(WHAT NEEDS TO BE DONE):
Copy out the data word for word, from its first line through the line containing "Give me the", and omit the pictures.

(DATA EXTRACT):
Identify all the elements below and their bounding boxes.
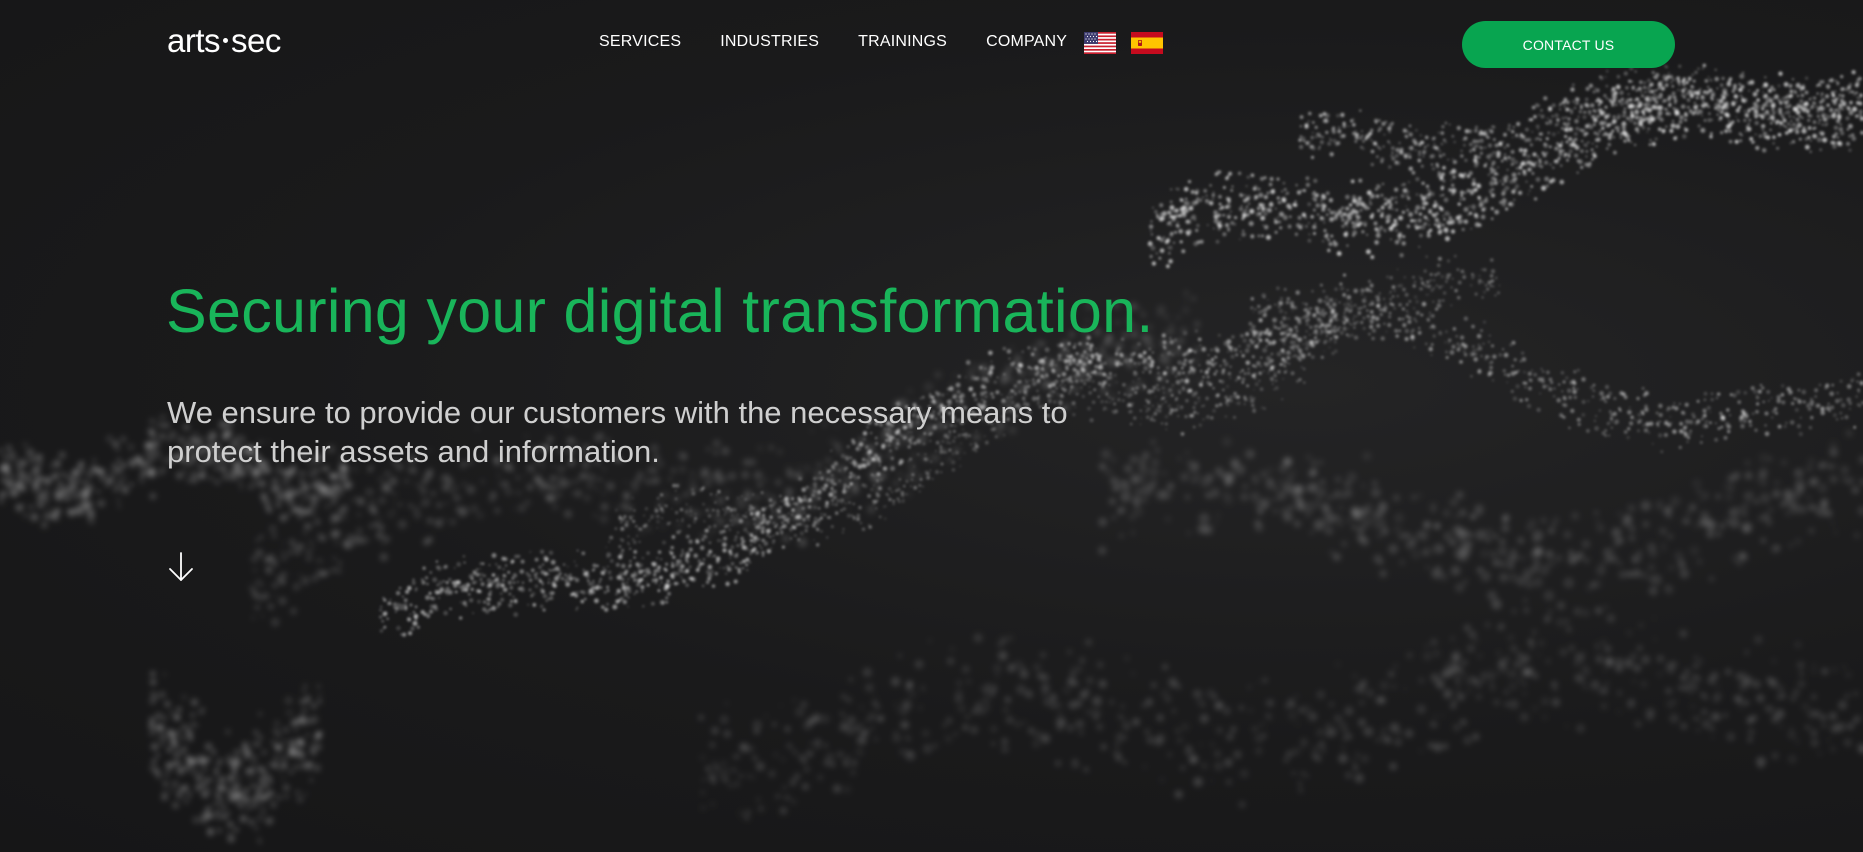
spain-flag-icon[interactable]: [1131, 32, 1163, 54]
hero-section: arts sec SERVICES INDUSTRIES TRAININGS C…: [0, 0, 1863, 852]
hero-subtitle-line-2: protect their assets and information.: [167, 434, 660, 469]
nav-item-services[interactable]: SERVICES: [599, 33, 681, 51]
site-header: arts sec SERVICES INDUSTRIES TRAININGS C…: [0, 0, 1863, 90]
nav-item-trainings[interactable]: TRAININGS: [858, 33, 947, 51]
arrow-down-icon[interactable]: [167, 551, 195, 583]
nav-item-industries[interactable]: INDUSTRIES: [720, 33, 819, 51]
hero-title: Securing your digital transformation.: [166, 277, 1154, 345]
brand-name-left: arts: [167, 22, 221, 59]
nav-item-company[interactable]: COMPANY: [986, 33, 1067, 51]
brand-name-right: sec: [231, 22, 281, 59]
brand-logo[interactable]: arts sec: [167, 22, 281, 60]
language-switcher: [1084, 32, 1163, 54]
main-nav: SERVICES INDUSTRIES TRAININGS COMPANY: [599, 33, 1067, 51]
contact-us-button[interactable]: CONTACT US: [1462, 21, 1675, 68]
us-flag-icon[interactable]: [1084, 32, 1116, 54]
brand-dot: [223, 38, 229, 43]
hero-subtitle: We ensure to provide our customers with …: [167, 393, 1217, 471]
hero-subtitle-line-1: We ensure to provide our customers with …: [167, 395, 1068, 430]
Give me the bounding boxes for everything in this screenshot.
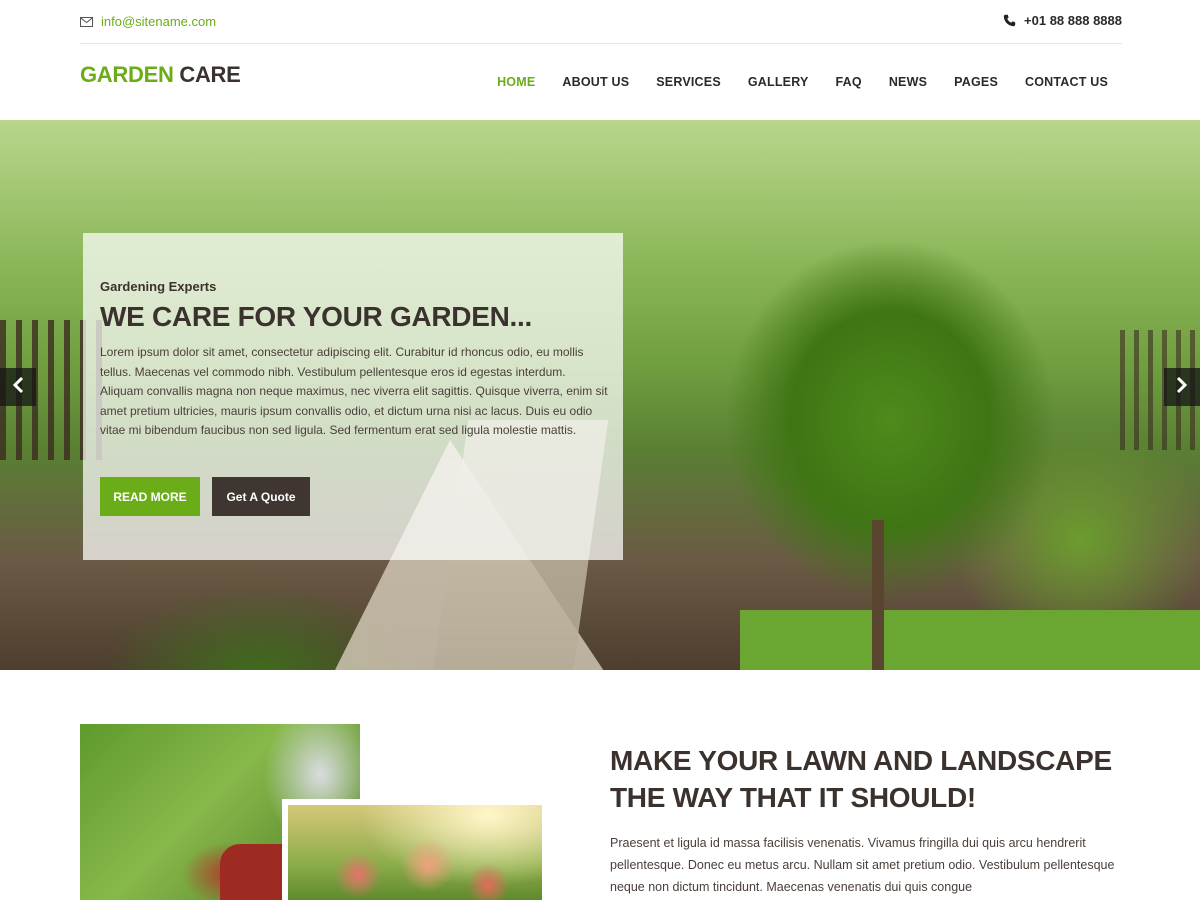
slider-next-button[interactable] <box>1164 368 1200 406</box>
intro-image-flowers <box>282 799 548 900</box>
contact-email[interactable]: info@sitename.com <box>80 14 216 29</box>
chevron-left-icon <box>11 376 25 399</box>
logo-word-garden: GARDEN <box>80 62 174 87</box>
nav-services[interactable]: SERVICES <box>656 75 721 89</box>
email-text: info@sitename.com <box>101 14 217 29</box>
nav-faq[interactable]: FAQ <box>836 75 862 89</box>
logo-word-care: CARE <box>179 62 241 87</box>
slider-prev-button[interactable] <box>0 368 36 406</box>
phone-icon <box>1003 14 1016 27</box>
read-more-button[interactable]: READ MORE <box>100 477 200 516</box>
envelope-icon <box>80 16 93 27</box>
nav-contact-us[interactable]: CONTACT US <box>1025 75 1108 89</box>
intro-heading-line-1: MAKE YOUR LAWN AND LANDSCAPE <box>610 745 1112 776</box>
contact-phone[interactable]: +01 88 888 8888 <box>1003 13 1122 28</box>
hero-caption-box: Gardening Experts WE CARE FOR YOUR GARDE… <box>83 233 623 560</box>
hero-subtitle: Gardening Experts <box>100 279 217 294</box>
intro-heading-line-2: THE WAY THAT IT SHOULD! <box>610 782 976 813</box>
hero-bg-grass <box>740 610 1200 670</box>
chevron-right-icon <box>1175 376 1189 399</box>
top-bar: info@sitename.com +01 88 888 8888 <box>80 0 1122 44</box>
hero-slider: Gardening Experts WE CARE FOR YOUR GARDE… <box>0 120 1200 670</box>
main-nav: HOME ABOUT US SERVICES GALLERY FAQ NEWS … <box>497 75 1108 89</box>
phone-text: +01 88 888 8888 <box>1024 13 1122 28</box>
nav-gallery[interactable]: GALLERY <box>748 75 809 89</box>
nav-pages[interactable]: PAGES <box>954 75 998 89</box>
site-logo[interactable]: GARDEN CARE <box>80 62 241 88</box>
nav-news[interactable]: NEWS <box>889 75 927 89</box>
hero-bg-tree-trunk <box>872 520 884 670</box>
intro-paragraph: Praesent et ligula id massa facilisis ve… <box>610 836 1115 894</box>
nav-about-us[interactable]: ABOUT US <box>562 75 629 89</box>
intro-heading: MAKE YOUR LAWN AND LANDSCAPE THE WAY THA… <box>610 742 1150 816</box>
nav-home[interactable]: HOME <box>497 75 535 89</box>
hero-title: WE CARE FOR YOUR GARDEN... <box>100 301 532 332</box>
site-header: GARDEN CARE HOME ABOUT US SERVICES GALLE… <box>80 44 1122 120</box>
get-quote-button[interactable]: Get A Quote <box>212 477 310 516</box>
hero-description: Lorem ipsum dolor sit amet, consectetur … <box>100 345 608 438</box>
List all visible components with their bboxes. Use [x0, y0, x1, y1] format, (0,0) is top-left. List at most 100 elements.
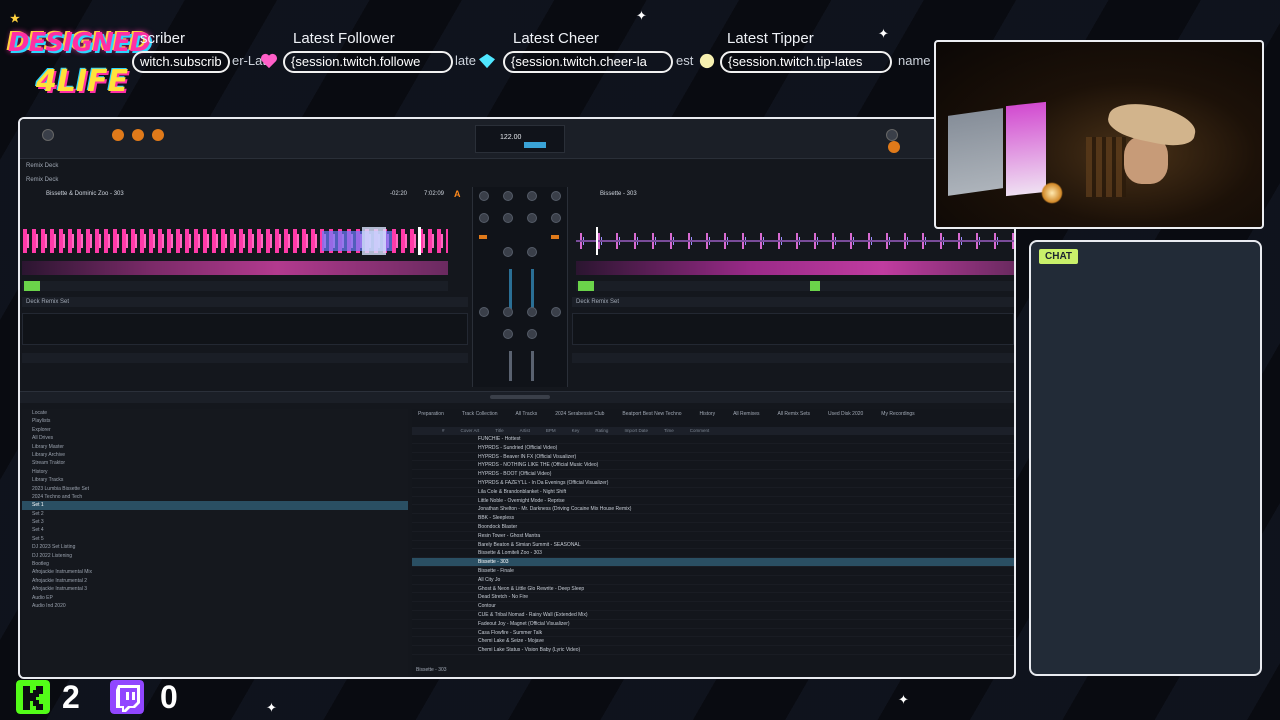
- table-row[interactable]: All City Jo: [412, 576, 1014, 585]
- channel-fader[interactable]: [531, 269, 534, 309]
- column-header-cell[interactable]: BPM: [546, 427, 556, 435]
- table-row[interactable]: HYPRDS - Beaver IN FX (Official Visualiz…: [412, 453, 1014, 462]
- filter-knob[interactable]: [527, 247, 537, 257]
- tree-item[interactable]: Afrojackie Instrumental Mix: [22, 568, 408, 576]
- eq-knob[interactable]: [503, 329, 513, 339]
- table-row[interactable]: Bissette & Lomiteli Zoo - 303: [412, 549, 1014, 559]
- column-header-cell[interactable]: #: [442, 427, 445, 435]
- tree-item[interactable]: Explorer: [22, 426, 408, 434]
- tree-item[interactable]: Audio EP: [22, 594, 408, 602]
- tree-item[interactable]: Playlists: [22, 417, 408, 425]
- deck-b-overview[interactable]: [576, 261, 1014, 275]
- deck-b-play-button[interactable]: [578, 281, 594, 291]
- table-row[interactable]: CUE & Tribal Nomad - Rainy Wall (Extende…: [412, 611, 1014, 620]
- table-row[interactable]: Casa Flowfire - Summer Talk: [412, 629, 1014, 638]
- channel-fader[interactable]: [509, 351, 512, 381]
- table-row[interactable]: FUNCHIE - Hottest: [412, 435, 1014, 444]
- fx-knob[interactable]: [112, 129, 124, 141]
- eq-knob[interactable]: [479, 191, 489, 201]
- column-header-cell[interactable]: Title: [495, 427, 503, 435]
- table-row[interactable]: Barely Beaton & Simian Summit - SEASONAL: [412, 541, 1014, 550]
- filter-knob[interactable]: [503, 247, 513, 257]
- tree-item[interactable]: 2023 Lumbia Bissette Set: [22, 485, 408, 493]
- browser-tab[interactable]: All Remixes: [733, 411, 759, 425]
- tree-item[interactable]: Set 4: [22, 526, 408, 534]
- table-row[interactable]: Boondock Blaster: [412, 523, 1014, 532]
- table-row[interactable]: Bissette - Finale: [412, 567, 1014, 576]
- column-header-cell[interactable]: Cover Art: [461, 427, 480, 435]
- table-row[interactable]: Jonathan Shelton - Mr. Darkness (Driving…: [412, 505, 1014, 515]
- tree-item[interactable]: Audio Ind 2020: [22, 602, 408, 610]
- eq-knob[interactable]: [527, 213, 537, 223]
- browser-tab[interactable]: All Tracks: [516, 411, 538, 425]
- column-header-cell[interactable]: Rating: [595, 427, 608, 435]
- eq-knob[interactable]: [479, 307, 489, 317]
- channel-fader[interactable]: [531, 351, 534, 381]
- eq-knob[interactable]: [503, 191, 513, 201]
- tree-item[interactable]: Set 2: [22, 510, 408, 518]
- tree-item[interactable]: Afrojackie Instrumental 3: [22, 585, 408, 593]
- table-row[interactable]: BBK - Sleepless: [412, 514, 1014, 523]
- column-header-cell[interactable]: Key: [572, 427, 580, 435]
- table-row[interactable]: Resin Tower - Ghost Mantra: [412, 532, 1014, 541]
- browser-tab[interactable]: All Remix Sets: [777, 411, 810, 425]
- eq-knob[interactable]: [503, 307, 513, 317]
- column-header-cell[interactable]: Time: [664, 427, 674, 435]
- gain-knob[interactable]: [42, 129, 54, 141]
- eq-knob[interactable]: [527, 191, 537, 201]
- table-row[interactable]: Fadeout Joy - Magnet (Official Visualize…: [412, 620, 1014, 629]
- column-header-cell[interactable]: Comment: [690, 427, 710, 435]
- tree-item[interactable]: DJ 2023 Set Listing: [22, 543, 408, 551]
- tree-item[interactable]: Library Archive: [22, 451, 408, 459]
- eq-knob[interactable]: [503, 213, 513, 223]
- browser-tab[interactable]: My Recordings: [881, 411, 914, 425]
- table-row[interactable]: Little Noble - Overnight Mode - Reprise: [412, 497, 1014, 506]
- eq-knob[interactable]: [551, 307, 561, 317]
- tree-item[interactable]: DJ 2022 Listening: [22, 552, 408, 560]
- table-row[interactable]: Ghost & Neon & Little Glo Rewrite - Deep…: [412, 585, 1014, 594]
- deck-a-waveform[interactable]: [22, 225, 448, 257]
- browser-tab[interactable]: Preparation: [418, 411, 444, 425]
- browser-tab[interactable]: 2024 Serabessie Club: [555, 411, 604, 425]
- eq-knob[interactable]: [551, 213, 561, 223]
- eq-knob[interactable]: [551, 191, 561, 201]
- browser-tab[interactable]: Beatport Best New Techno: [622, 411, 681, 425]
- tree-item[interactable]: Set 1: [22, 501, 408, 510]
- tree-item[interactable]: Library Master: [22, 443, 408, 451]
- fx-knob[interactable]: [888, 141, 900, 153]
- table-row[interactable]: Chemi Lake & Seize - Mojave: [412, 637, 1014, 647]
- eq-knob[interactable]: [479, 213, 489, 223]
- eq-knob[interactable]: [527, 307, 537, 317]
- table-row[interactable]: Lila Cole & Brandonblanket - Night Shift: [412, 488, 1014, 497]
- tree-item[interactable]: Library Tracks: [22, 476, 408, 484]
- browser-tab[interactable]: Used Disk 2020: [828, 411, 863, 425]
- gain-knob[interactable]: [886, 129, 898, 141]
- deck-d-slots[interactable]: [572, 313, 1014, 345]
- table-row[interactable]: HYPRDS - NOTHING LIKE THE (Official Musi…: [412, 461, 1014, 471]
- tree-item[interactable]: Stream Traktor: [22, 459, 408, 467]
- deck-b-sync-button[interactable]: [810, 281, 820, 291]
- tree-item[interactable]: Bootleg: [22, 560, 408, 568]
- table-row[interactable]: Contour: [412, 602, 1014, 611]
- column-header-cell[interactable]: Artist: [520, 427, 530, 435]
- tree-item[interactable]: Afrojackie Instrumental 2: [22, 577, 408, 585]
- crossfader[interactable]: [490, 395, 550, 399]
- tree-item[interactable]: All Drives: [22, 434, 408, 442]
- tree-item[interactable]: Locate: [22, 409, 408, 417]
- table-row[interactable]: HYPRDS & FAZEY'LL - In Da Evenings (Offi…: [412, 479, 1014, 488]
- fx-knob[interactable]: [152, 129, 164, 141]
- deck-b-waveform[interactable]: [576, 225, 1014, 257]
- cue-button[interactable]: [479, 235, 487, 239]
- table-row[interactable]: HYPRDS - BOOT (Official Video): [412, 470, 1014, 479]
- deck-a-overview[interactable]: [22, 261, 448, 275]
- deck-c-slots[interactable]: [22, 313, 468, 345]
- table-row[interactable]: Chemi Lake Status - Vision Baby (Lyric V…: [412, 646, 1014, 655]
- column-header-cell[interactable]: Import Date: [624, 427, 648, 435]
- channel-fader[interactable]: [509, 269, 512, 309]
- tree-item[interactable]: History: [22, 468, 408, 476]
- table-row[interactable]: HYPRDS - Sundried (Official Video): [412, 444, 1014, 453]
- table-row[interactable]: Dead Stretch - No Fire: [412, 593, 1014, 603]
- cue-button[interactable]: [551, 235, 559, 239]
- table-row[interactable]: Bissette - 303: [412, 558, 1014, 567]
- deck-a-play-button[interactable]: [24, 281, 40, 291]
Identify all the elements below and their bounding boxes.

(ANSWER TO THE PROBLEM):
Identify all the elements below and their bounding boxes.
spain-flag-icon[interactable]: [1131, 32, 1163, 54]
hero-section: arts sec SERVICES INDUSTRIES TRAININGS C…: [0, 0, 1863, 852]
hero-subtitle-line-2: protect their assets and information.: [167, 434, 660, 469]
nav-item-services[interactable]: SERVICES: [599, 33, 681, 51]
site-header: arts sec SERVICES INDUSTRIES TRAININGS C…: [0, 0, 1863, 90]
nav-item-trainings[interactable]: TRAININGS: [858, 33, 947, 51]
arrow-down-icon[interactable]: [167, 551, 195, 583]
nav-item-industries[interactable]: INDUSTRIES: [720, 33, 819, 51]
hero-title: Securing your digital transformation.: [166, 277, 1154, 345]
brand-name-left: arts: [167, 22, 221, 59]
nav-item-company[interactable]: COMPANY: [986, 33, 1067, 51]
brand-name-right: sec: [231, 22, 281, 59]
brand-logo[interactable]: arts sec: [167, 22, 281, 60]
language-switcher: [1084, 32, 1163, 54]
main-nav: SERVICES INDUSTRIES TRAININGS COMPANY: [599, 33, 1067, 51]
contact-us-button[interactable]: CONTACT US: [1462, 21, 1675, 68]
us-flag-icon[interactable]: [1084, 32, 1116, 54]
brand-dot: [223, 38, 229, 43]
hero-subtitle: We ensure to provide our customers with …: [167, 393, 1217, 471]
hero-subtitle-line-1: We ensure to provide our customers with …: [167, 395, 1068, 430]
Give me the bounding boxes for everything in this screenshot.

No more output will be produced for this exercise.